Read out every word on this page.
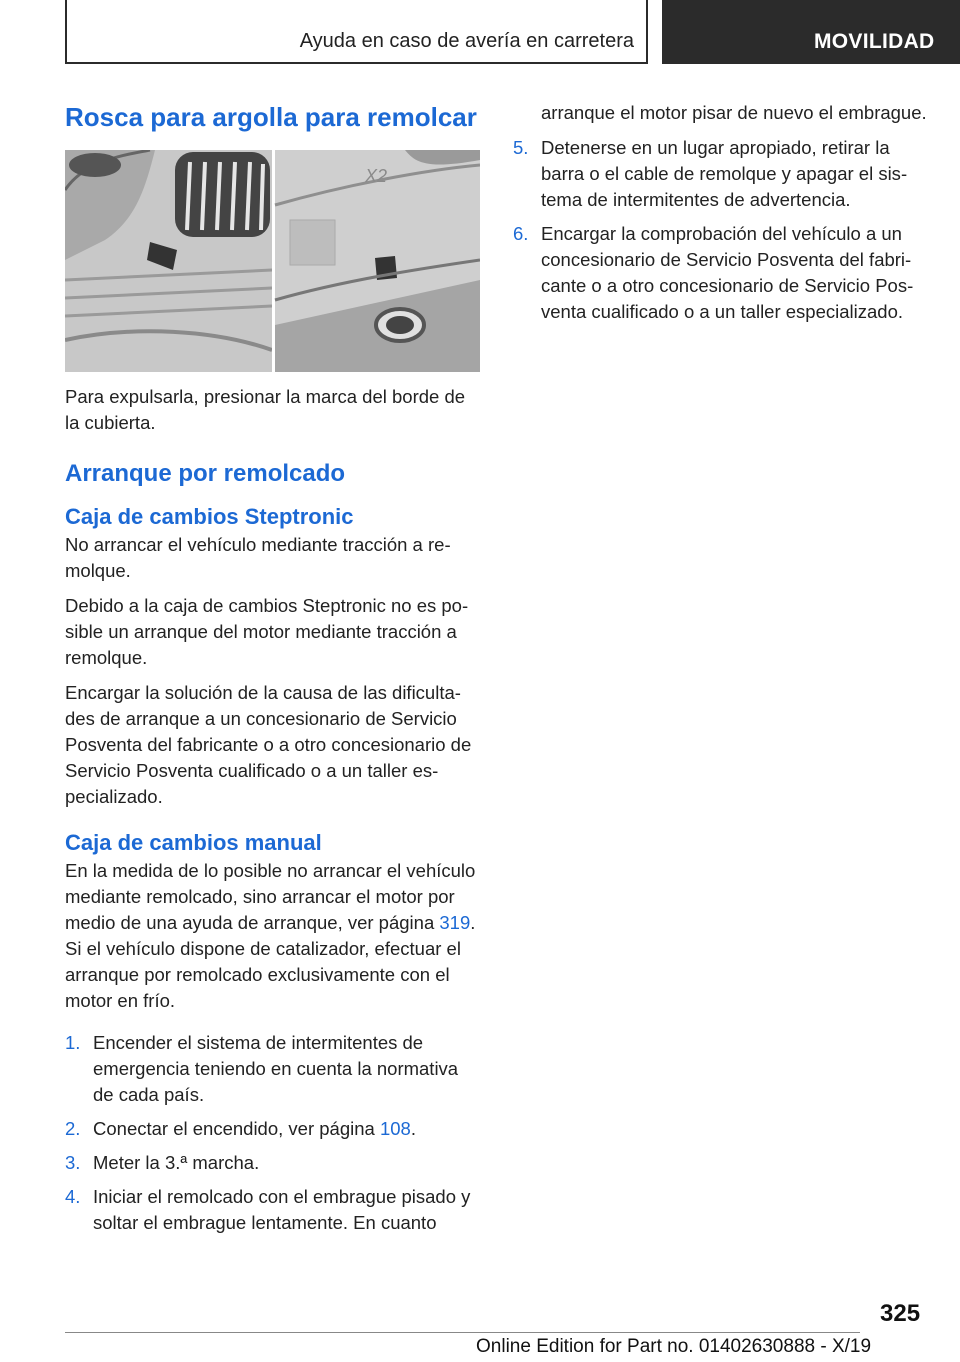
Ayuda en caso de avería en carretera	MOVILIDAD
Rosca para argolla para remolcar
X2

Para expulsarla, presionar la marca del borde de la cubierta.

Arranque por remolcado
Caja de cambios Steptronic

No arrancar el vehículo mediante tracción a remolque.

Debido a la caja de cambios Steptronic no es posible un arranque del motor mediante tracción a remolque.

Encargar la solución de la causa de las dificultades de arranque a un concesionario de Servicio Posventa del fabricante o a otro concesionario de Servicio Posventa cualificado o a un taller especializado.

Caja de cambios manual

En la medida de lo posible no arrancar el vehículo mediante remolcado, sino arrancar el motor por medio de una ayuda de arranque, ver página 319. Si el vehículo dispone de catalizador, efectuar el arranque por remolcado exclusivamente con el motor en frío.

1. Encender el sistema de intermitentes de emergencia teniendo en cuenta la normativa de cada país.
2. Conectar el encendido, ver página 108.
3. Meter la 3.ª marcha.
4. Iniciar el remolcado con el embrague pisado y soltar el embrague lentamente. En cuanto

arranque el motor pisar de nuevo el embrague.

5. Detenerse en un lugar apropiado, retirar la barra o el cable de remolque y apagar el sistema de intermitentes de advertencia.
6. Encargar la comprobación del vehículo a un concesionario de Servicio Posventa del fabricante o a otro concesionario de Servicio Posventa cualificado o a un taller especializado.
325
Online Edition for Part no. 01402630888 - X/19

**TASK DESCRIPTION:**
All records should be output exactly, with the pictures left out.

**FINAL RESULT:**
Read out every word on this page.
Ayuda en caso de avería en carretera	MOVILIDAD
Rosca para argolla para remolcar
X2

Para expulsarla, presionar la marca del borde de la cubierta.

Arranque por remolcado
Caja de cambios Steptronic

No arrancar el vehículo mediante tracción a remolque.

Debido a la caja de cambios Steptronic no es posible un arranque del motor mediante tracción a remolque.

Encargar la solución de la causa de las dificultades de arranque a un concesionario de Servicio Posventa del fabricante o a otro concesionario de Servicio Posventa cualificado o a un taller especializado.

Caja de cambios manual

En la medida de lo posible no arrancar el vehículo mediante remolcado, sino arrancar el motor por medio de una ayuda de arranque, ver página 319. Si el vehículo dispone de catalizador, efectuar el arranque por remolcado exclusivamente con el motor en frío.

1. Encender el sistema de intermitentes de emergencia teniendo en cuenta la normativa de cada país.
2. Conectar el encendido, ver página 108.
3. Meter la 3.ª marcha.
4. Iniciar el remolcado con el embrague pisado y soltar el embrague lentamente. En cuanto

arranque el motor pisar de nuevo el embrague.

5. Detenerse en un lugar apropiado, retirar la barra o el cable de remolque y apagar el sistema de intermitentes de advertencia.
6. Encargar la comprobación del vehículo a un concesionario de Servicio Posventa del fabricante o a otro concesionario de Servicio Posventa cualificado o a un taller especializado.
325
Online Edition for Part no. 01402630888 - X/19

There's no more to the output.